--- begin EXTRACTED RECORDS ---

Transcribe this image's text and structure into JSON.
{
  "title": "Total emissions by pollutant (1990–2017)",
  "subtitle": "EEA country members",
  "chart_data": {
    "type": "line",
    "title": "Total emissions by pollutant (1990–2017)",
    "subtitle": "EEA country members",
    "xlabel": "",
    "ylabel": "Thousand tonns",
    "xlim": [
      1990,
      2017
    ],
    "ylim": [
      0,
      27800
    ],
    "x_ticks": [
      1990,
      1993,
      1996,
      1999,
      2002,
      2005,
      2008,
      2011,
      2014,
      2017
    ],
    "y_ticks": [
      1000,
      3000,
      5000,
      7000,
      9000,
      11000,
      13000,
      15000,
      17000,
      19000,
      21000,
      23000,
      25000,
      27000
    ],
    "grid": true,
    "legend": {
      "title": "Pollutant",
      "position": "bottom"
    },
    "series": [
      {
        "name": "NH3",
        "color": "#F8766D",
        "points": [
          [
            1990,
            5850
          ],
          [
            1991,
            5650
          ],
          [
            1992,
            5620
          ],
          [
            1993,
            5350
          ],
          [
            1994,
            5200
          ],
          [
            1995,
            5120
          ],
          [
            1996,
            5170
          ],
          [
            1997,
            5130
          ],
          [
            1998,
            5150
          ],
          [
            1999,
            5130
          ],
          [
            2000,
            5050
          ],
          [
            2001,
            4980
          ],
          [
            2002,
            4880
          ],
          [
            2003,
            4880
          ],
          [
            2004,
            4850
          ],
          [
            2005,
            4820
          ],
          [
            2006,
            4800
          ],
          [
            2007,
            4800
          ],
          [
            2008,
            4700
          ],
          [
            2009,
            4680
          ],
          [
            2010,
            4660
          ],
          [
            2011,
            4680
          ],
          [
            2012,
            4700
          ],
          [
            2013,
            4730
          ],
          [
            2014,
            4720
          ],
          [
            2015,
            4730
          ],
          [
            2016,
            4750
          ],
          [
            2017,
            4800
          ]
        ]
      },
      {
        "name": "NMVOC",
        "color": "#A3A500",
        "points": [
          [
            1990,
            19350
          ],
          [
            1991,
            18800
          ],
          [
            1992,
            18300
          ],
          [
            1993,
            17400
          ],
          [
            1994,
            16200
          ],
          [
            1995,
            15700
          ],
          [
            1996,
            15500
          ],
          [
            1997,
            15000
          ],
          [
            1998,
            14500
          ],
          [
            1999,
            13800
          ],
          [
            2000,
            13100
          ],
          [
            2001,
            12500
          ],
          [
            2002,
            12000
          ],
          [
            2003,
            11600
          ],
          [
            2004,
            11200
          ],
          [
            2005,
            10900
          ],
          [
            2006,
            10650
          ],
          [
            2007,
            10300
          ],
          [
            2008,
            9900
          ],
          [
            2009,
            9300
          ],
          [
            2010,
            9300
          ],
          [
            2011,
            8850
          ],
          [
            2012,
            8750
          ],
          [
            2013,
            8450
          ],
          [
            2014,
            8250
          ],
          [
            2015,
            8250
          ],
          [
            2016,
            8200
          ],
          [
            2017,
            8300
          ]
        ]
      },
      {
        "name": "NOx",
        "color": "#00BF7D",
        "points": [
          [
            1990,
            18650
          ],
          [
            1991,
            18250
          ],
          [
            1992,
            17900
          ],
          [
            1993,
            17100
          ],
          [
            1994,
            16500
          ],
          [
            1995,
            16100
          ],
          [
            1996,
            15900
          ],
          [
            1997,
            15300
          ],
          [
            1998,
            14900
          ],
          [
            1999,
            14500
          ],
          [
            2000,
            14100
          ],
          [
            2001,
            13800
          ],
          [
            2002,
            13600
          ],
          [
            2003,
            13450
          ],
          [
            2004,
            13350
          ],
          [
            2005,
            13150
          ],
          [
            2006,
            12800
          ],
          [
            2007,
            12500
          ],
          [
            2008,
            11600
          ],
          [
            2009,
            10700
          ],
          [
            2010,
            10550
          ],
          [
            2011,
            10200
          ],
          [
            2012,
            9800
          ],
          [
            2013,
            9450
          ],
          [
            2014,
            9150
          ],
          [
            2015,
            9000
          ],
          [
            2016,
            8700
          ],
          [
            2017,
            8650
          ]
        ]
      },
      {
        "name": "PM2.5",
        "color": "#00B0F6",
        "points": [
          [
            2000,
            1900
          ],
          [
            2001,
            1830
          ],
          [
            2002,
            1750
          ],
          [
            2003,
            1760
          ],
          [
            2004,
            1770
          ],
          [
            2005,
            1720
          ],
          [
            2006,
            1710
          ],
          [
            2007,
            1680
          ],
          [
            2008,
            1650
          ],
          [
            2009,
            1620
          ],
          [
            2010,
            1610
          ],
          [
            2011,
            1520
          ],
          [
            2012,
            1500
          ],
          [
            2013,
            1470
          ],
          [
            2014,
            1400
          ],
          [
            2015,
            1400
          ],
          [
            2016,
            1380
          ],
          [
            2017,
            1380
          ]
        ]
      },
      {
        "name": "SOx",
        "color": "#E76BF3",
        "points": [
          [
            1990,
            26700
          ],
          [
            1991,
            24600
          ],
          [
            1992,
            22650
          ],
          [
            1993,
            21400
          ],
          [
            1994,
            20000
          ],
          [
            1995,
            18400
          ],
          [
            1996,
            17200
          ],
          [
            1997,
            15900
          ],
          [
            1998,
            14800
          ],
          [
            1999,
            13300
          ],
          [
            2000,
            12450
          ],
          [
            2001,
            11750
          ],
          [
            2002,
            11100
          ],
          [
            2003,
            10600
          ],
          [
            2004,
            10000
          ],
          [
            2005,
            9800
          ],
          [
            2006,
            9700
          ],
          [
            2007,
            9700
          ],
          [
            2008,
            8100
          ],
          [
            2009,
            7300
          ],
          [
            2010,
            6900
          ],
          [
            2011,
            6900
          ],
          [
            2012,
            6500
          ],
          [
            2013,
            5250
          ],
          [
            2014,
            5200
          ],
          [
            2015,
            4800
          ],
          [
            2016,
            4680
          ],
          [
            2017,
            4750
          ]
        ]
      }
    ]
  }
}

--- end EXTRACTED RECORDS ---

▶ _AIM OF THE EXERCISE_
Copy out every line of the data above, exactly as given.

▶ _WRITTEN RESPONSE_
Transcribe this image's text and structure into JSON.
{
  "title": "Total emissions by pollutant (1990–2017)",
  "subtitle": "EEA country members",
  "chart_data": {
    "type": "line",
    "title": "Total emissions by pollutant (1990–2017)",
    "subtitle": "EEA country members",
    "xlabel": "",
    "ylabel": "Thousand tonns",
    "xlim": [
      1990,
      2017
    ],
    "ylim": [
      0,
      27800
    ],
    "x_ticks": [
      1990,
      1993,
      1996,
      1999,
      2002,
      2005,
      2008,
      2011,
      2014,
      2017
    ],
    "y_ticks": [
      1000,
      3000,
      5000,
      7000,
      9000,
      11000,
      13000,
      15000,
      17000,
      19000,
      21000,
      23000,
      25000,
      27000
    ],
    "grid": true,
    "legend": {
      "title": "Pollutant",
      "position": "bottom"
    },
    "series": [
      {
        "name": "NH3",
        "color": "#F8766D",
        "points": [
          [
            1990,
            5850
          ],
          [
            1991,
            5650
          ],
          [
            1992,
            5620
          ],
          [
            1993,
            5350
          ],
          [
            1994,
            5200
          ],
          [
            1995,
            5120
          ],
          [
            1996,
            5170
          ],
          [
            1997,
            5130
          ],
          [
            1998,
            5150
          ],
          [
            1999,
            5130
          ],
          [
            2000,
            5050
          ],
          [
            2001,
            4980
          ],
          [
            2002,
            4880
          ],
          [
            2003,
            4880
          ],
          [
            2004,
            4850
          ],
          [
            2005,
            4820
          ],
          [
            2006,
            4800
          ],
          [
            2007,
            4800
          ],
          [
            2008,
            4700
          ],
          [
            2009,
            4680
          ],
          [
            2010,
            4660
          ],
          [
            2011,
            4680
          ],
          [
            2012,
            4700
          ],
          [
            2013,
            4730
          ],
          [
            2014,
            4720
          ],
          [
            2015,
            4730
          ],
          [
            2016,
            4750
          ],
          [
            2017,
            4800
          ]
        ]
      },
      {
        "name": "NMVOC",
        "color": "#A3A500",
        "points": [
          [
            1990,
            19350
          ],
          [
            1991,
            18800
          ],
          [
            1992,
            18300
          ],
          [
            1993,
            17400
          ],
          [
            1994,
            16200
          ],
          [
            1995,
            15700
          ],
          [
            1996,
            15500
          ],
          [
            1997,
            15000
          ],
          [
            1998,
            14500
          ],
          [
            1999,
            13800
          ],
          [
            2000,
            13100
          ],
          [
            2001,
            12500
          ],
          [
            2002,
            12000
          ],
          [
            2003,
            11600
          ],
          [
            2004,
            11200
          ],
          [
            2005,
            10900
          ],
          [
            2006,
            10650
          ],
          [
            2007,
            10300
          ],
          [
            2008,
            9900
          ],
          [
            2009,
            9300
          ],
          [
            2010,
            9300
          ],
          [
            2011,
            8850
          ],
          [
            2012,
            8750
          ],
          [
            2013,
            8450
          ],
          [
            2014,
            8250
          ],
          [
            2015,
            8250
          ],
          [
            2016,
            8200
          ],
          [
            2017,
            8300
          ]
        ]
      },
      {
        "name": "NOx",
        "color": "#00BF7D",
        "points": [
          [
            1990,
            18650
          ],
          [
            1991,
            18250
          ],
          [
            1992,
            17900
          ],
          [
            1993,
            17100
          ],
          [
            1994,
            16500
          ],
          [
            1995,
            16100
          ],
          [
            1996,
            15900
          ],
          [
            1997,
            15300
          ],
          [
            1998,
            14900
          ],
          [
            1999,
            14500
          ],
          [
            2000,
            14100
          ],
          [
            2001,
            13800
          ],
          [
            2002,
            13600
          ],
          [
            2003,
            13450
          ],
          [
            2004,
            13350
          ],
          [
            2005,
            13150
          ],
          [
            2006,
            12800
          ],
          [
            2007,
            12500
          ],
          [
            2008,
            11600
          ],
          [
            2009,
            10700
          ],
          [
            2010,
            10550
          ],
          [
            2011,
            10200
          ],
          [
            2012,
            9800
          ],
          [
            2013,
            9450
          ],
          [
            2014,
            9150
          ],
          [
            2015,
            9000
          ],
          [
            2016,
            8700
          ],
          [
            2017,
            8650
          ]
        ]
      },
      {
        "name": "PM2.5",
        "color": "#00B0F6",
        "points": [
          [
            2000,
            1900
          ],
          [
            2001,
            1830
          ],
          [
            2002,
            1750
          ],
          [
            2003,
            1760
          ],
          [
            2004,
            1770
          ],
          [
            2005,
            1720
          ],
          [
            2006,
            1710
          ],
          [
            2007,
            1680
          ],
          [
            2008,
            1650
          ],
          [
            2009,
            1620
          ],
          [
            2010,
            1610
          ],
          [
            2011,
            1520
          ],
          [
            2012,
            1500
          ],
          [
            2013,
            1470
          ],
          [
            2014,
            1400
          ],
          [
            2015,
            1400
          ],
          [
            2016,
            1380
          ],
          [
            2017,
            1380
          ]
        ]
      },
      {
        "name": "SOx",
        "color": "#E76BF3",
        "points": [
          [
            1990,
            26700
          ],
          [
            1991,
            24600
          ],
          [
            1992,
            22650
          ],
          [
            1993,
            21400
          ],
          [
            1994,
            20000
          ],
          [
            1995,
            18400
          ],
          [
            1996,
            17200
          ],
          [
            1997,
            15900
          ],
          [
            1998,
            14800
          ],
          [
            1999,
            13300
          ],
          [
            2000,
            12450
          ],
          [
            2001,
            11750
          ],
          [
            2002,
            11100
          ],
          [
            2003,
            10600
          ],
          [
            2004,
            10000
          ],
          [
            2005,
            9800
          ],
          [
            2006,
            9700
          ],
          [
            2007,
            9700
          ],
          [
            2008,
            8100
          ],
          [
            2009,
            7300
          ],
          [
            2010,
            6900
          ],
          [
            2011,
            6900
          ],
          [
            2012,
            6500
          ],
          [
            2013,
            5250
          ],
          [
            2014,
            5200
          ],
          [
            2015,
            4800
          ],
          [
            2016,
            4680
          ],
          [
            2017,
            4750
          ]
        ]
      }
    ]
  }
}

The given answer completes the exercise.